Collected data entries:
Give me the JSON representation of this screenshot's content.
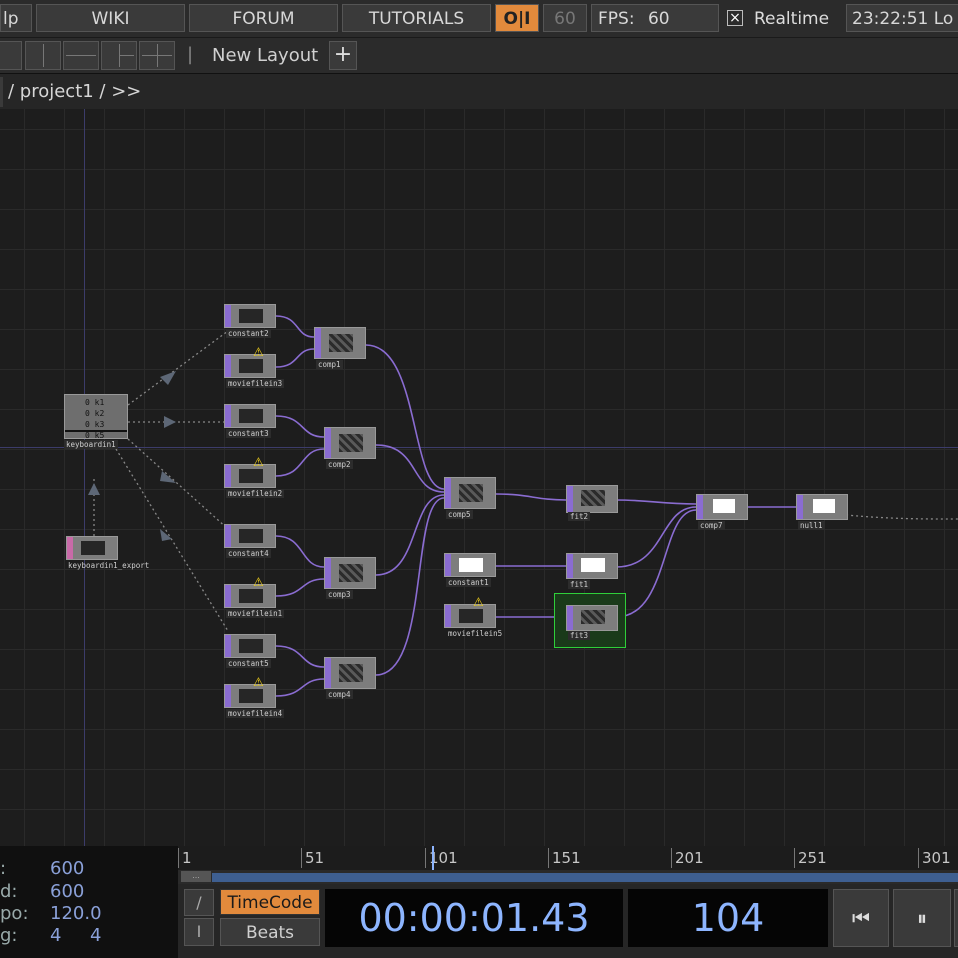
{
  "topbar": {
    "help_partial": "lp",
    "wiki": "WIKI",
    "forum": "FORUM",
    "tutorials": "TUTORIALS",
    "oi": "O|I",
    "fps_setting": "60",
    "fps_label": "FPS:",
    "fps_value": "60",
    "realtime_check": "×",
    "realtime_label": "Realtime",
    "clock": "23:22:51 Lo"
  },
  "layoutbar": {
    "separator": "|",
    "new_layout": "New Layout",
    "add": "+"
  },
  "pathbar": {
    "path": "/ project1 / >>"
  },
  "network": {
    "keyboard_rows": [
      "0  k1",
      "0  k2",
      "0  k3",
      "0  k5"
    ],
    "nodes": {
      "constant2": "constant2",
      "moviefilein3": "moviefilein3",
      "constant3": "constant3",
      "moviefilein2": "moviefilein2",
      "constant4": "constant4",
      "moviefilein1": "moviefilein1",
      "constant5": "constant5",
      "moviefilein4": "moviefilein4",
      "comp1": "comp1",
      "comp2": "comp2",
      "comp3": "comp3",
      "comp4": "comp4",
      "comp5": "comp5",
      "fit2": "fit2",
      "constant1": "constant1",
      "fit1": "fit1",
      "moviefilein5": "moviefilein5",
      "fit3": "fit3",
      "comp7": "comp7",
      "null1": "null1",
      "keyboardin1": "keyboardin1",
      "keyboardin1_export": "keyboardin1_export"
    }
  },
  "info": {
    "row1_key": ":",
    "row1_val": "600",
    "row2_key": "d:",
    "row2_val": "600",
    "row3_key": "po:",
    "row3_val": "120.0",
    "row4_key": "g:",
    "row4_val": "4     4"
  },
  "timeline": {
    "ticks": [
      "1",
      "51",
      "101",
      "151",
      "201",
      "251",
      "301"
    ],
    "range_handle": "...",
    "timecode_btn": "TimeCode",
    "beats_btn": "Beats",
    "slash": "/",
    "bar": "I",
    "timecode": "00:00:01.43",
    "frame": "104",
    "rewind": "⏮",
    "pause": "⏸"
  },
  "colors": {
    "accent_orange": "#e28a3c",
    "wire_purple": "#8a6cd1",
    "timecode_blue": "#8db5ff",
    "selected_green": "#2fcf3a"
  }
}
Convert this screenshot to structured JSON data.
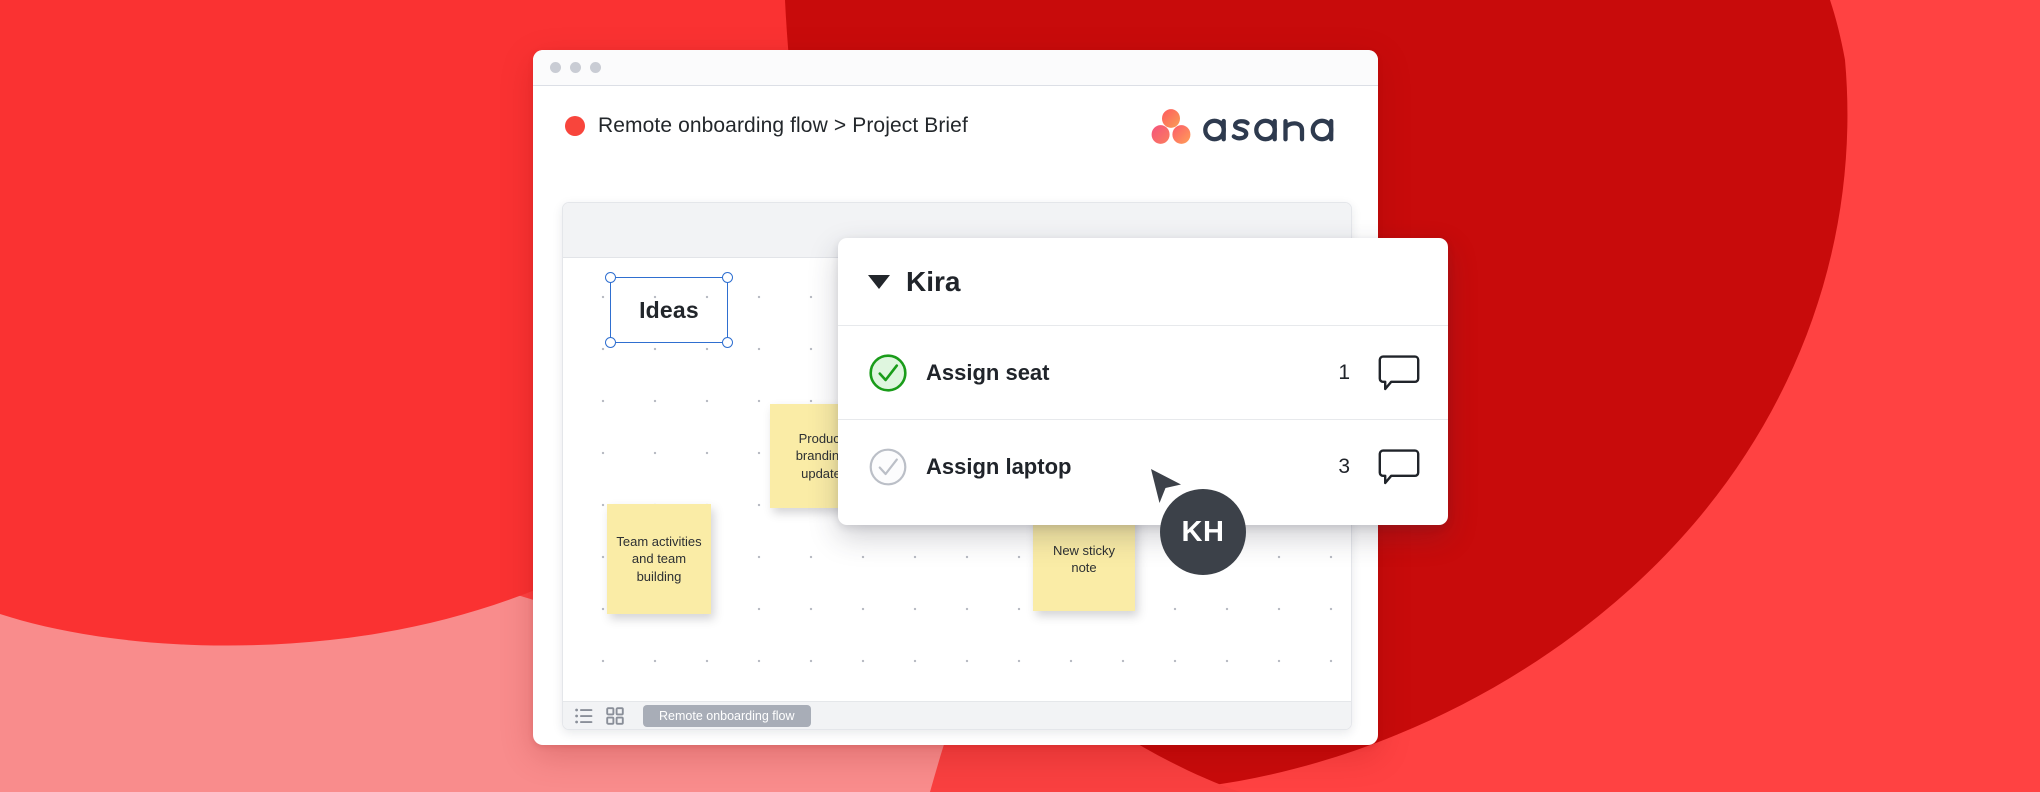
{
  "background": {
    "base_color": "#FF4242",
    "light_blob_color": "#F98C8C",
    "dark_blob_color": "#C80B0B",
    "bright_circle_color": "#FA3232"
  },
  "window": {
    "traffic_lights": [
      "close-dot",
      "minimize-dot",
      "maximize-dot"
    ],
    "breadcrumb": {
      "project_dot_color": "#F8453C",
      "project": "Remote onboarding flow",
      "separator": ">",
      "page": "Project Brief"
    },
    "brand": {
      "name": "asana",
      "logo_colors": [
        "#F06A6A",
        "#FC636B",
        "#F06A6A"
      ],
      "wordmark_color": "#2E3A4E"
    }
  },
  "canvas": {
    "shapes": [
      {
        "id": "ideas",
        "label": "Ideas",
        "selected": true,
        "selection_color": "#2f6fd0"
      }
    ],
    "sticky_notes": [
      {
        "id": "sticky-product",
        "text": "Product branding update",
        "color": "#FAECA6"
      },
      {
        "id": "sticky-team",
        "text": "Team activities and team building",
        "color": "#FAECA6"
      },
      {
        "id": "sticky-new",
        "text": "New sticky note",
        "color": "#FAECA6"
      }
    ],
    "footer": {
      "list_view_icon": "list-view-icon",
      "board_view_icon": "board-view-icon",
      "active_tab": "Remote onboarding flow"
    }
  },
  "popup": {
    "caret": "chevron-down-icon",
    "title": "Kira",
    "tasks": [
      {
        "name": "Assign seat",
        "completed": true,
        "check_color": "#1A9C1A",
        "check_fill": "#DFF6DF",
        "comment_count": "1"
      },
      {
        "name": "Assign laptop",
        "completed": false,
        "check_color": "#BBBFC7",
        "check_fill": "#FCFCFD",
        "comment_count": "3"
      }
    ]
  },
  "collaborator": {
    "cursor_icon": "pointer-cursor-icon",
    "initials": "KH",
    "color": "#3C4149"
  }
}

▸ CHALLENGE:
Give back the entries verbatim. Do not include any picture.

▸ EXERCISE ANSWER:
Give me the JSON representation of this screenshot's content.
{
  "topbar": {
    "help_partial": "lp",
    "wiki": "WIKI",
    "forum": "FORUM",
    "tutorials": "TUTORIALS",
    "oi": "O|I",
    "fps_setting": "60",
    "fps_label": "FPS:",
    "fps_value": "60",
    "realtime_check": "×",
    "realtime_label": "Realtime",
    "clock": "23:22:51 Lo"
  },
  "layoutbar": {
    "separator": "|",
    "new_layout": "New Layout",
    "add": "+"
  },
  "pathbar": {
    "path": "/ project1 / >>"
  },
  "network": {
    "keyboard_rows": [
      "0  k1",
      "0  k2",
      "0  k3",
      "0  k5"
    ],
    "nodes": {
      "constant2": "constant2",
      "moviefilein3": "moviefilein3",
      "constant3": "constant3",
      "moviefilein2": "moviefilein2",
      "constant4": "constant4",
      "moviefilein1": "moviefilein1",
      "constant5": "constant5",
      "moviefilein4": "moviefilein4",
      "comp1": "comp1",
      "comp2": "comp2",
      "comp3": "comp3",
      "comp4": "comp4",
      "comp5": "comp5",
      "fit2": "fit2",
      "constant1": "constant1",
      "fit1": "fit1",
      "moviefilein5": "moviefilein5",
      "fit3": "fit3",
      "comp7": "comp7",
      "null1": "null1",
      "keyboardin1": "keyboardin1",
      "keyboardin1_export": "keyboardin1_export"
    }
  },
  "info": {
    "row1_key": ":",
    "row1_val": "600",
    "row2_key": "d:",
    "row2_val": "600",
    "row3_key": "po:",
    "row3_val": "120.0",
    "row4_key": "g:",
    "row4_val": "4     4"
  },
  "timeline": {
    "ticks": [
      "1",
      "51",
      "101",
      "151",
      "201",
      "251",
      "301"
    ],
    "range_handle": "...",
    "timecode_btn": "TimeCode",
    "beats_btn": "Beats",
    "slash": "/",
    "bar": "I",
    "timecode": "00:00:01.43",
    "frame": "104",
    "rewind": "⏮",
    "pause": "⏸"
  },
  "colors": {
    "accent_orange": "#e28a3c",
    "wire_purple": "#8a6cd1",
    "timecode_blue": "#8db5ff",
    "selected_green": "#2fcf3a"
  }
}
Convert this screenshot to structured JSON data.
{
  "background": {
    "base_color": "#FF4242",
    "light_blob_color": "#F98C8C",
    "dark_blob_color": "#C80B0B",
    "bright_circle_color": "#FA3232"
  },
  "window": {
    "traffic_lights": [
      "close-dot",
      "minimize-dot",
      "maximize-dot"
    ],
    "breadcrumb": {
      "project_dot_color": "#F8453C",
      "project": "Remote onboarding flow",
      "separator": ">",
      "page": "Project Brief"
    },
    "brand": {
      "name": "asana",
      "logo_colors": [
        "#F06A6A",
        "#FC636B",
        "#F06A6A"
      ],
      "wordmark_color": "#2E3A4E"
    }
  },
  "canvas": {
    "shapes": [
      {
        "id": "ideas",
        "label": "Ideas",
        "selected": true,
        "selection_color": "#2f6fd0"
      }
    ],
    "sticky_notes": [
      {
        "id": "sticky-product",
        "text": "Product branding update",
        "color": "#FAECA6"
      },
      {
        "id": "sticky-team",
        "text": "Team activities and team building",
        "color": "#FAECA6"
      },
      {
        "id": "sticky-new",
        "text": "New sticky note",
        "color": "#FAECA6"
      }
    ],
    "footer": {
      "list_view_icon": "list-view-icon",
      "board_view_icon": "board-view-icon",
      "active_tab": "Remote onboarding flow"
    }
  },
  "popup": {
    "caret": "chevron-down-icon",
    "title": "Kira",
    "tasks": [
      {
        "name": "Assign seat",
        "completed": true,
        "check_color": "#1A9C1A",
        "check_fill": "#DFF6DF",
        "comment_count": "1"
      },
      {
        "name": "Assign laptop",
        "completed": false,
        "check_color": "#BBBFC7",
        "check_fill": "#FCFCFD",
        "comment_count": "3"
      }
    ]
  },
  "collaborator": {
    "cursor_icon": "pointer-cursor-icon",
    "initials": "KH",
    "color": "#3C4149"
  }
}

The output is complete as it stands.